## begin

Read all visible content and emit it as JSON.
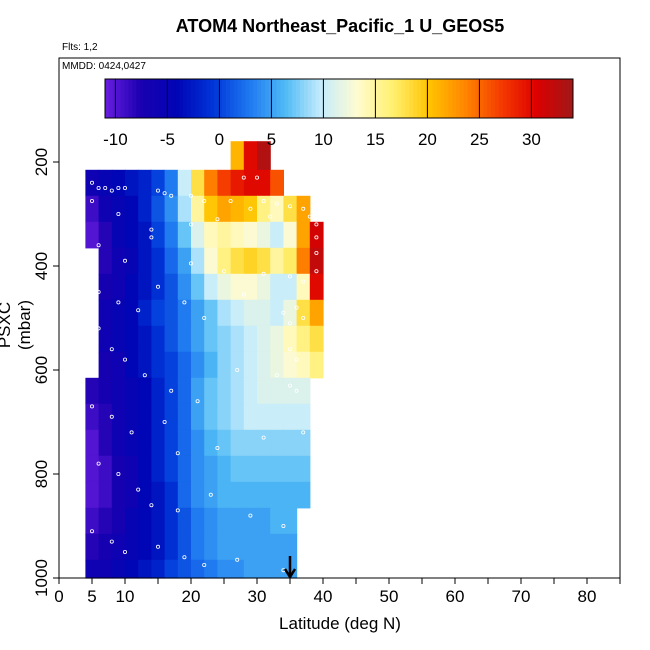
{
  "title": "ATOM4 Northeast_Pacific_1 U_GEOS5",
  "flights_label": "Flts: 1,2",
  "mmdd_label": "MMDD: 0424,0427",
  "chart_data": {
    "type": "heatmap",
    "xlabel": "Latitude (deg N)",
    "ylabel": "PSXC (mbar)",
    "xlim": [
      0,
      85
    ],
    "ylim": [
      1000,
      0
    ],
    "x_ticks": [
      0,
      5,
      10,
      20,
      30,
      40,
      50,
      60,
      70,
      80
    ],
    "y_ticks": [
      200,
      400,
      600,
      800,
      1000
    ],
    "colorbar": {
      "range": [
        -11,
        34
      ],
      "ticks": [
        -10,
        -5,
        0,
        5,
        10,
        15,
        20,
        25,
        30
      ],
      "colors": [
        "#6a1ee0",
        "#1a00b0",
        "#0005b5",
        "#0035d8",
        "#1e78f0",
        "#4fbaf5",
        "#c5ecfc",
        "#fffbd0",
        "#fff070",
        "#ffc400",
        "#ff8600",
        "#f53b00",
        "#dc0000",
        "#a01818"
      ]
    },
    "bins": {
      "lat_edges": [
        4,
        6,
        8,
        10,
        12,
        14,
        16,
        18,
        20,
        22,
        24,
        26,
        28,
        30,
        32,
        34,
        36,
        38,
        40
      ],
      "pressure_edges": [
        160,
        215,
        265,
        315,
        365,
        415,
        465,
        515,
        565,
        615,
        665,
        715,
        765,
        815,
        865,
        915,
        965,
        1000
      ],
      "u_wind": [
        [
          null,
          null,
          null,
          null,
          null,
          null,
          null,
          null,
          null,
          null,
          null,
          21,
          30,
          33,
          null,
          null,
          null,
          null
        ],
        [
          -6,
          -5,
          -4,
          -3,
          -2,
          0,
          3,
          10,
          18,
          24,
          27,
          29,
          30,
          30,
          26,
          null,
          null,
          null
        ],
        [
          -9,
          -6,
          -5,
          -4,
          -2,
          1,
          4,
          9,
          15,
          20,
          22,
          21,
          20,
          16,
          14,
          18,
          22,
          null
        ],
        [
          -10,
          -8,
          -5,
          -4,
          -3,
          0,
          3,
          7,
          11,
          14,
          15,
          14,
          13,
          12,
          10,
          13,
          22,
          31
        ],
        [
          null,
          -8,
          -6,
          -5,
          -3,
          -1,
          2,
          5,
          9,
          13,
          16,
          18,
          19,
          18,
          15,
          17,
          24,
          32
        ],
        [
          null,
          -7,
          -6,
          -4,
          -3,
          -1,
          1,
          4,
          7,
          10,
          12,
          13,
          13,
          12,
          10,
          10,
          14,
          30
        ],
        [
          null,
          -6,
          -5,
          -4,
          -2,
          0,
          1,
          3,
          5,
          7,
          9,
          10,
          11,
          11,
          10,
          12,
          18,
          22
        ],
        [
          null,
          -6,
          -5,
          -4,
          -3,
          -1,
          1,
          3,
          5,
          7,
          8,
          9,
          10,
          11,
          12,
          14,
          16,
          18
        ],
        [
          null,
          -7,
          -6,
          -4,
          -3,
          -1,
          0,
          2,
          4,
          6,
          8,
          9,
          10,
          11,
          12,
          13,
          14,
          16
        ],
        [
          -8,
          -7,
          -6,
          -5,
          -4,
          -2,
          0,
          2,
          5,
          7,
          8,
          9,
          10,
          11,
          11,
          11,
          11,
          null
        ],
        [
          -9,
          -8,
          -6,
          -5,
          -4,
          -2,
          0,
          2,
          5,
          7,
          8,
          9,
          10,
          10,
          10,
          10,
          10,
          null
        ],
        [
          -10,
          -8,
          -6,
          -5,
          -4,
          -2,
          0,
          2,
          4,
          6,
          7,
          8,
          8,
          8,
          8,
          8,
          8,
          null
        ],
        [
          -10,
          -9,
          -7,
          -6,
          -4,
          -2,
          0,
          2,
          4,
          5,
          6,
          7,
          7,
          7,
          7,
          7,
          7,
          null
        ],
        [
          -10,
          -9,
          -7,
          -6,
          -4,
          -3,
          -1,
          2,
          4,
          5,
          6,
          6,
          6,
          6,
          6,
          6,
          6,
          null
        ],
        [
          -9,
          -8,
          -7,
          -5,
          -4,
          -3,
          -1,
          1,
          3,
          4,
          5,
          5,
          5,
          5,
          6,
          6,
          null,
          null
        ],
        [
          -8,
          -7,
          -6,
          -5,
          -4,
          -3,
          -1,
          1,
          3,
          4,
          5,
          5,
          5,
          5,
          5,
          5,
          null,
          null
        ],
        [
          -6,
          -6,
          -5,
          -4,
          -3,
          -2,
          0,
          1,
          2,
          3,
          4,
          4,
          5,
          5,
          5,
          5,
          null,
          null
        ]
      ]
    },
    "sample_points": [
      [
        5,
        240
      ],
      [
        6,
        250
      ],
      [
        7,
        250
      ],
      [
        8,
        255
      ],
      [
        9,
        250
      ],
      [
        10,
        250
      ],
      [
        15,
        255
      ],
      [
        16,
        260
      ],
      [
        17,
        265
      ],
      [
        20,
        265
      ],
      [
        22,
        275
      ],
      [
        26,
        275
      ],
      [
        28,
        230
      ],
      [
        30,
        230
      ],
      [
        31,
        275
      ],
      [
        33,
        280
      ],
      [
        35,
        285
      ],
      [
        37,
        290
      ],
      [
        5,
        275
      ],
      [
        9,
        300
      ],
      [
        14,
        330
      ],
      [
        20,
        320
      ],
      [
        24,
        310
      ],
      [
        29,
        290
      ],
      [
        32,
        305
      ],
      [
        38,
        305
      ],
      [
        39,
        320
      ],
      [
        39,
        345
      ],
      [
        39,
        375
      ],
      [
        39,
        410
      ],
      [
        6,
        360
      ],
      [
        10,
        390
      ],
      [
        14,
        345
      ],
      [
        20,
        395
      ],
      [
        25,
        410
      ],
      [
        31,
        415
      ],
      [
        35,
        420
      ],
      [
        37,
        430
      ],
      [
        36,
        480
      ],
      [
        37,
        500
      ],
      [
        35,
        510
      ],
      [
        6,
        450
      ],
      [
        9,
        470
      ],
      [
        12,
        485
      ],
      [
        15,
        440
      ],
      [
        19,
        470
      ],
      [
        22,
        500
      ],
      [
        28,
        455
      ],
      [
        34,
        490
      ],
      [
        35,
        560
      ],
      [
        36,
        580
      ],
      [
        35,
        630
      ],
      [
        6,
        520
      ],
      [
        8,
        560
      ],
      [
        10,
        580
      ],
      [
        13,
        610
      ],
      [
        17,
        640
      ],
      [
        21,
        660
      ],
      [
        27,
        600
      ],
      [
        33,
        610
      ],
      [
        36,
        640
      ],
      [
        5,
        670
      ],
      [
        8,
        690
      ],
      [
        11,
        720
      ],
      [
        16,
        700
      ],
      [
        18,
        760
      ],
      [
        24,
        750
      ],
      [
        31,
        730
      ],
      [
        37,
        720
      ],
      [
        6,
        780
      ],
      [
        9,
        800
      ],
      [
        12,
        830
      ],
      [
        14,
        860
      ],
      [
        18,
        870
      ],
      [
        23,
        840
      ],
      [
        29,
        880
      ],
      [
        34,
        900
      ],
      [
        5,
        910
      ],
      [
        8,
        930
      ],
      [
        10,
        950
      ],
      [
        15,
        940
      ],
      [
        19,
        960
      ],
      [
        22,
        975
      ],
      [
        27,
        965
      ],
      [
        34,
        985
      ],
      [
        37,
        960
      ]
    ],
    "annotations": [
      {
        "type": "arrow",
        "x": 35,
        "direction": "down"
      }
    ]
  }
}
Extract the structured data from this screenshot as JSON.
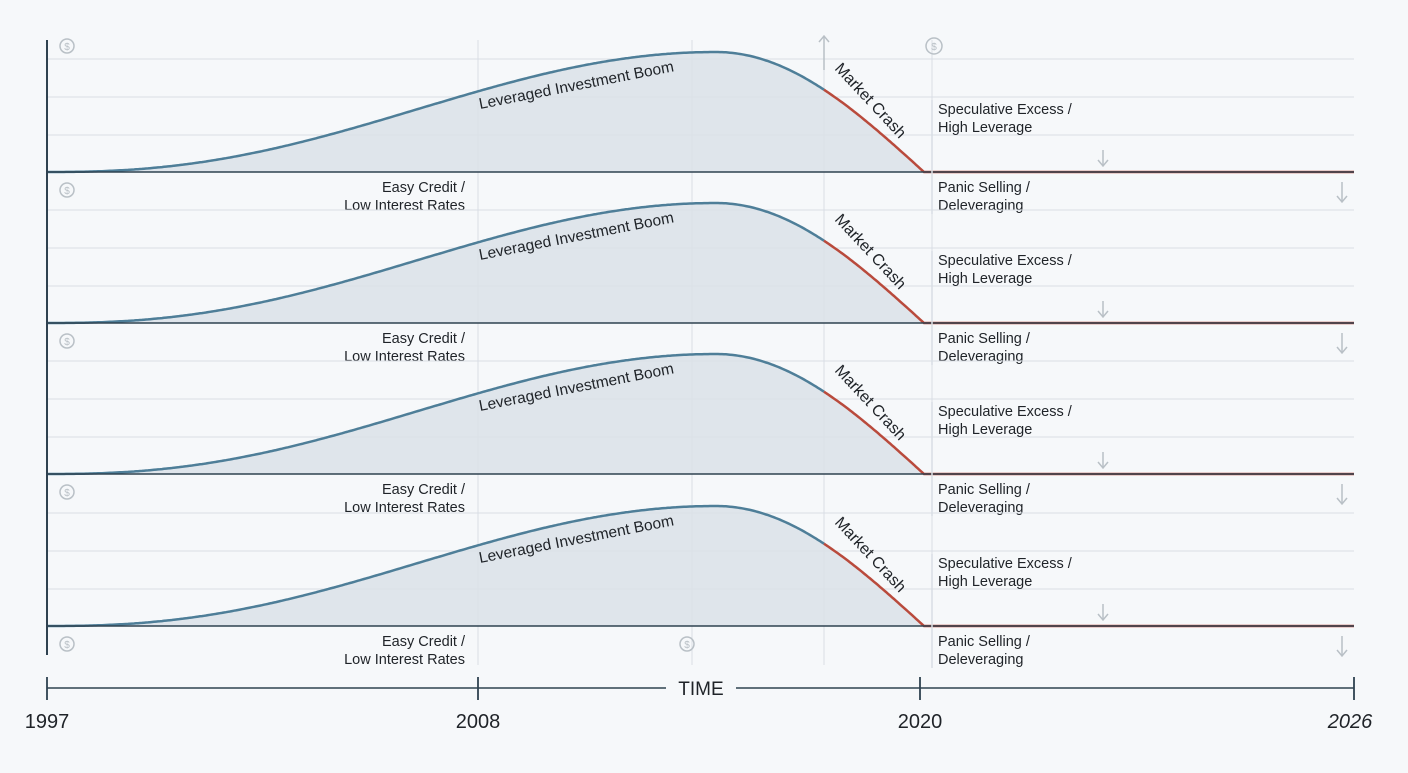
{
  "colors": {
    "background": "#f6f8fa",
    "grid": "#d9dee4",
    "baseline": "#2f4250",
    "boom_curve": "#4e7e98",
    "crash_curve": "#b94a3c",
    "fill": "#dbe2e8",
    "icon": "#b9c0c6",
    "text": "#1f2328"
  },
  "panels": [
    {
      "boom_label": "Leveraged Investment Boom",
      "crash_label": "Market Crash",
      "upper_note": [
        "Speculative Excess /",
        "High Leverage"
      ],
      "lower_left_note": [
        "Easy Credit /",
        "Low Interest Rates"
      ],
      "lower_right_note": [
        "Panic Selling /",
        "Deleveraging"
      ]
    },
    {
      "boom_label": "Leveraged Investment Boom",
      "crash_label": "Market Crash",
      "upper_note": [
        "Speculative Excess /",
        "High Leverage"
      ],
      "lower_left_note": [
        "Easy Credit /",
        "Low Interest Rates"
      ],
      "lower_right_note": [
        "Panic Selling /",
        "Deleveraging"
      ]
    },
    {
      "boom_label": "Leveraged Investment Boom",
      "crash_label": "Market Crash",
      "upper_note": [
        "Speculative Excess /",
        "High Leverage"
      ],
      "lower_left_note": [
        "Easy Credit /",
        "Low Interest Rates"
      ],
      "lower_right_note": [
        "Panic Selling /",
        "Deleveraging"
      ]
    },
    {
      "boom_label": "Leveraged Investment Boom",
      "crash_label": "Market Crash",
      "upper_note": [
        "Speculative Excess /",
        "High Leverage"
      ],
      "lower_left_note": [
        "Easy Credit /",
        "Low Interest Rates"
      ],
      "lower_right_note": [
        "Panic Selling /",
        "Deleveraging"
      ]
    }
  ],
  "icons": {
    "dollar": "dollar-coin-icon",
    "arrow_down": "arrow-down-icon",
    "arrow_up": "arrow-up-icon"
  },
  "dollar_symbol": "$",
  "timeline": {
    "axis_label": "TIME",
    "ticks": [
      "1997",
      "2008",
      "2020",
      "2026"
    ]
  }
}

## end
## begin

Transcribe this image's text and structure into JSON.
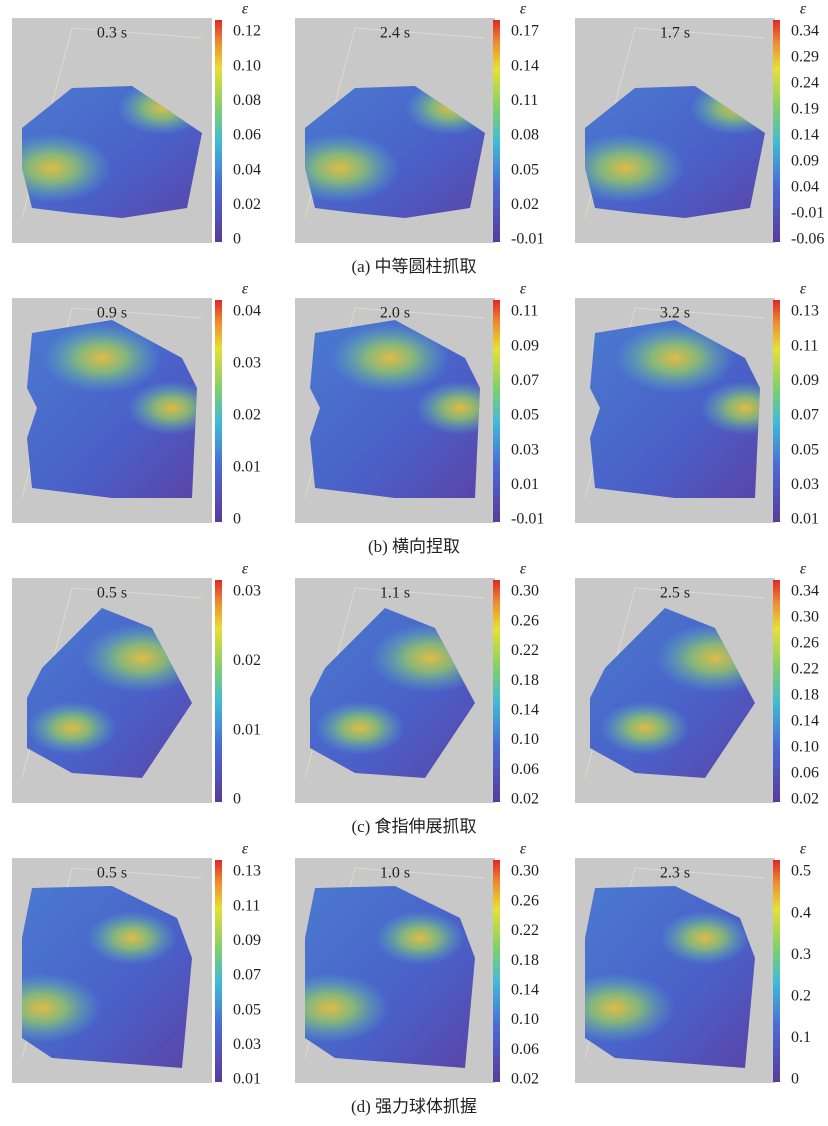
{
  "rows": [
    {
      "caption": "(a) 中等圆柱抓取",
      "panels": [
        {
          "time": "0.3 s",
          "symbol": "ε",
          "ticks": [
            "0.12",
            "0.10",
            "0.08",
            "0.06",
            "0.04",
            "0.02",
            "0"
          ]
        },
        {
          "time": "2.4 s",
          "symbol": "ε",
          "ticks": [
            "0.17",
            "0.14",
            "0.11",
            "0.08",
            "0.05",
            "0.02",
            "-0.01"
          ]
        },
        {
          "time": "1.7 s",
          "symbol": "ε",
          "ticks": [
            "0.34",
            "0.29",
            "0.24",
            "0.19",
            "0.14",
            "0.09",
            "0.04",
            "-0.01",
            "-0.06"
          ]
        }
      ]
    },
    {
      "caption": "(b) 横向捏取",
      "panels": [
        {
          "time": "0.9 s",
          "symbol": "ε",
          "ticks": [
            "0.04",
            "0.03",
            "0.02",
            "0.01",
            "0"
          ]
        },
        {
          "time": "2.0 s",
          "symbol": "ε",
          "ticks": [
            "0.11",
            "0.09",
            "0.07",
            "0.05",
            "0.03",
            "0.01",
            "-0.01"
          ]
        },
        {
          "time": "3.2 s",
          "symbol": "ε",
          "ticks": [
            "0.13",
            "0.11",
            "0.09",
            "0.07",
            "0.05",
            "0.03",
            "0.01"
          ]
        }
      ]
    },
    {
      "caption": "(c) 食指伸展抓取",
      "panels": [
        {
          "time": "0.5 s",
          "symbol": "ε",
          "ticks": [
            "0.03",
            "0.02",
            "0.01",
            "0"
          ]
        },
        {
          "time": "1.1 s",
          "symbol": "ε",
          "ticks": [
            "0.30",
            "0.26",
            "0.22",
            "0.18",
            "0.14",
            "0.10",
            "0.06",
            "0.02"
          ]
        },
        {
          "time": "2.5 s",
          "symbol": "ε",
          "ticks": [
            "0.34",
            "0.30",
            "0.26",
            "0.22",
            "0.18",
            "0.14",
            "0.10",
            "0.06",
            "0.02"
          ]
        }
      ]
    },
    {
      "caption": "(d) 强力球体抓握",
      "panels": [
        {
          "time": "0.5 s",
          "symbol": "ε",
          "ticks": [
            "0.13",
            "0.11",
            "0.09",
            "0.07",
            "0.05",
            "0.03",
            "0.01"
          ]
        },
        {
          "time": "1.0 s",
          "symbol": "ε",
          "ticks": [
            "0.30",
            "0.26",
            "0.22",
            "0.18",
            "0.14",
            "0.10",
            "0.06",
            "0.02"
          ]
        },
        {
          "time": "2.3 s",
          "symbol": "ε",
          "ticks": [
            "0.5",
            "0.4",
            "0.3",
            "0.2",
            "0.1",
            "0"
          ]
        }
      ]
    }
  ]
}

## end
## begin

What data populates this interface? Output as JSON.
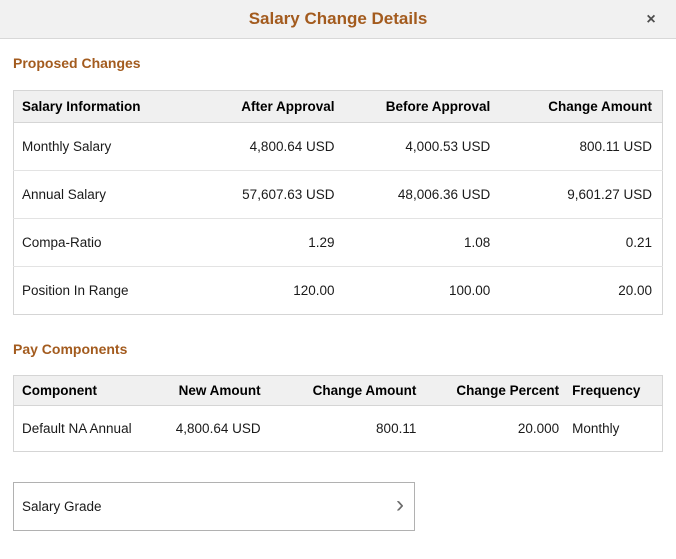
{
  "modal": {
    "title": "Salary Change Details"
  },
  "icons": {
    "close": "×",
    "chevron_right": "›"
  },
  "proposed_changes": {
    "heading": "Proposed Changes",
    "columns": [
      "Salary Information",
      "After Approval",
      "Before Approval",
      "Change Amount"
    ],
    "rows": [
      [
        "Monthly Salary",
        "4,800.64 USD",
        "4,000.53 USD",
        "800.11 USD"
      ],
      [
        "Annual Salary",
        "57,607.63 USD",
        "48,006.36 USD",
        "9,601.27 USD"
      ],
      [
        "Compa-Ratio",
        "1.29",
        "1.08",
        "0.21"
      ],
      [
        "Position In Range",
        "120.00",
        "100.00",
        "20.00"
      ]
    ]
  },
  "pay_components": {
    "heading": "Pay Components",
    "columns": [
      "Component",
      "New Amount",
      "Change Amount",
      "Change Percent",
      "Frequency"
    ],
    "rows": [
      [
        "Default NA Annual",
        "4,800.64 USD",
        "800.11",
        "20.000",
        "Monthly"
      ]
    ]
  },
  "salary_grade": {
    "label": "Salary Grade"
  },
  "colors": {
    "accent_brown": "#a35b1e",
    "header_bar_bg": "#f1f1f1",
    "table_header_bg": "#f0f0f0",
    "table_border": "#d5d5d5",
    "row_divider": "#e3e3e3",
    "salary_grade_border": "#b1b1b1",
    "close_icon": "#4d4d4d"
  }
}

## end

Copy in full each line that holds the word "arrow".

RESPONSE BELOW —
        "type": "arrow",
    "arrow_down": "arrow-down-icon",
    "arrow_up": "arrow-up-icon"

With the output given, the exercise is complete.